— BEGIN Given entries —
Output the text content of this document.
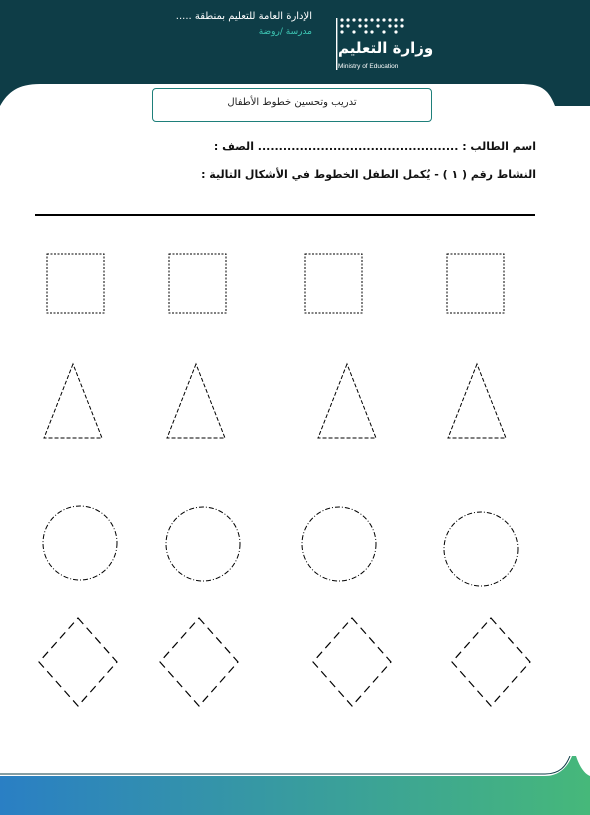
الإدارة العامة للتعليم بمنطقة .....
مدرسة /روضة
وزارة التعليم
Ministry of Education
تدريب وتحسين خطوط الأطفال
اسم الطالب : ................................................ الصف :
النشاط رقم ( ١ ) - يُكمل الطفل الخطوط في الأشكال التالية :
— END Given entries —
What to work on = Copy the whole listing above word for word but do not carry over the pictures.

Written answer =
Output the text content of this document.
الإدارة العامة للتعليم بمنطقة .....
مدرسة /روضة
وزارة التعليم
Ministry of Education
تدريب وتحسين خطوط الأطفال
اسم الطالب : ................................................ الصف :
النشاط رقم ( ١ ) - يُكمل الطفل الخطوط في الأشكال التالية :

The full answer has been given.